▶ [TASK DIRECTIONS]: Everything in the listing except the pictures should be written out exactly.

----------

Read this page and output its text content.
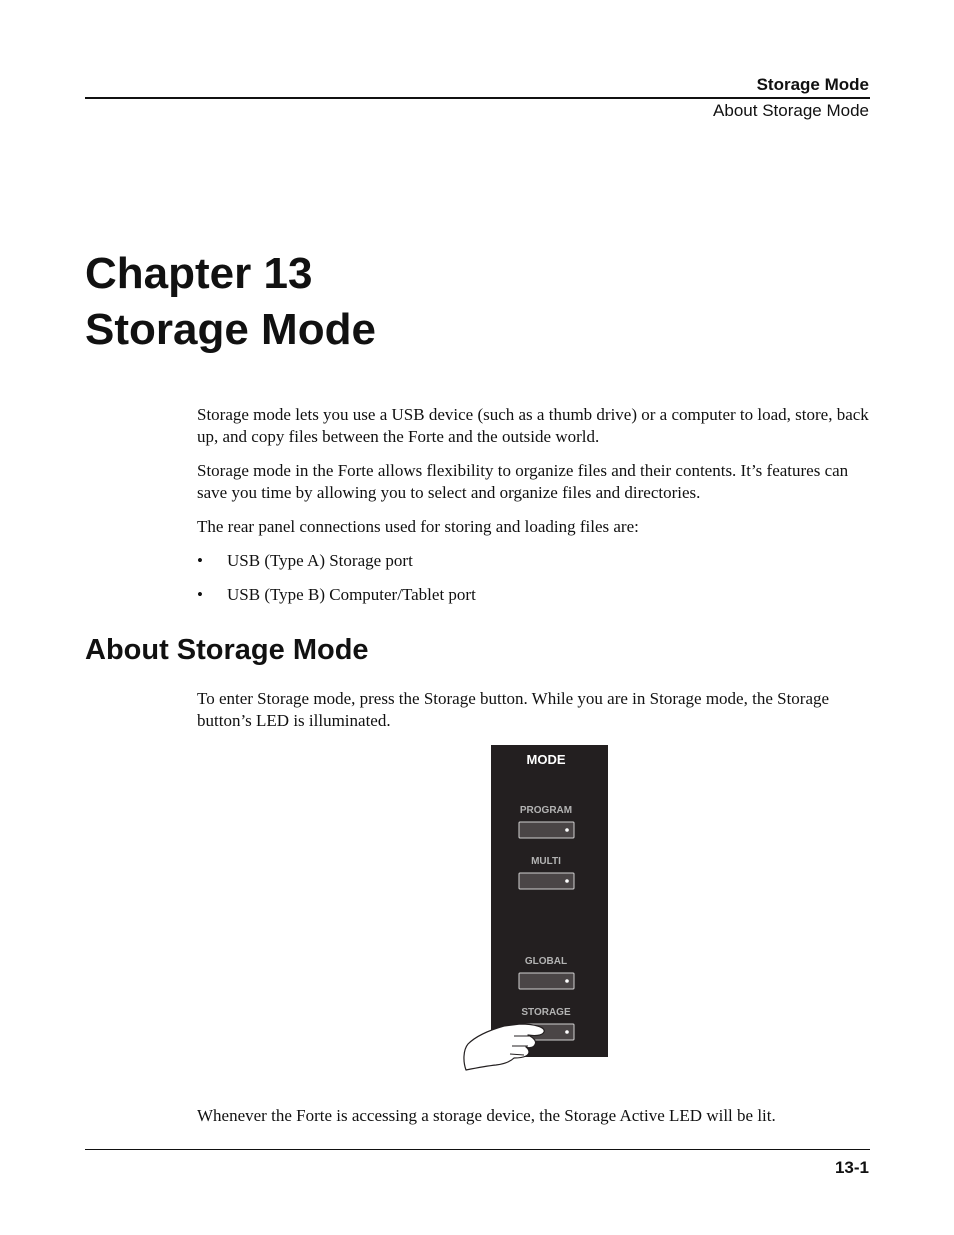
Storage Mode
About Storage Mode
Chapter 13
Storage Mode
Storage mode lets you use a USB device (such as a thumb drive) or a computer to load, store, back up, and copy files between the Forte and the outside world.
Storage mode in the Forte allows flexibility to organize files and their contents. It’s features can save you time by allowing you to select and organize files and directories.
The rear panel connections used for storing and loading files are:
• USB (Type A) Storage port
• USB (Type B) Computer/Tablet port
About Storage Mode
To enter Storage mode, press the Storage button. While you are in Storage mode, the Storage button’s LED is illuminated.
MODE
PROGRAM
MULTI
GLOBAL
STORAGE
Whenever the Forte is accessing a storage device, the Storage Active LED will be lit.
13-1
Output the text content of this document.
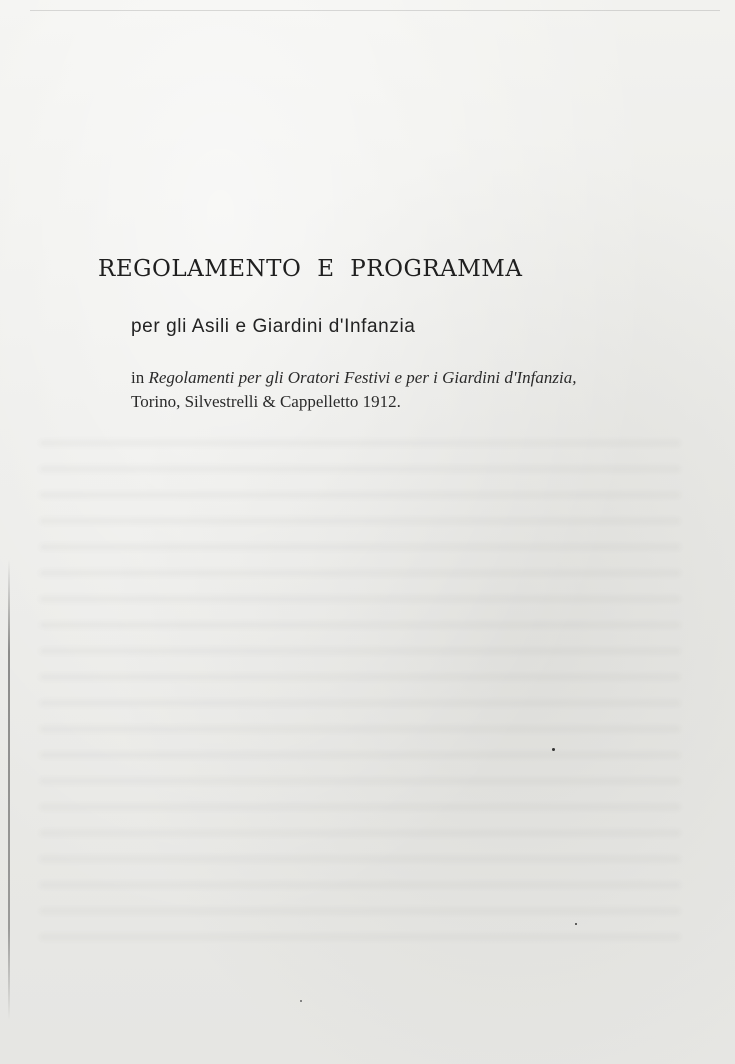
REGOLAMENTO E PROGRAMMA
per gli Asili e Giardini d'Infanzia
in Regolamenti per gli Oratori Festivi e per i Giardini d'Infanzia, Torino, Silvestrelli & Cappelletto 1912.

----------

▶ [EXERCISE ANSWER]:
Read this page and output its text content.
Storage Mode
About Storage Mode
Chapter 13
Storage Mode
Storage mode lets you use a USB device (such as a thumb drive) or a computer to load, store, back up, and copy files between the Forte and the outside world.
Storage mode in the Forte allows flexibility to organize files and their contents. It’s features can save you time by allowing you to select and organize files and directories.
The rear panel connections used for storing and loading files are:
• USB (Type A) Storage port
• USB (Type B) Computer/Tablet port
About Storage Mode
To enter Storage mode, press the Storage button. While you are in Storage mode, the Storage button’s LED is illuminated.
MODE
PROGRAM
MULTI
GLOBAL
STORAGE
Whenever the Forte is accessing a storage device, the Storage Active LED will be lit.
13-1
Output the text content of this document.
REGOLAMENTO E PROGRAMMA
per gli Asili e Giardini d'Infanzia
in Regolamenti per gli Oratori Festivi e per i Giardini d'Infanzia, Torino, Silvestrelli & Cappelletto 1912.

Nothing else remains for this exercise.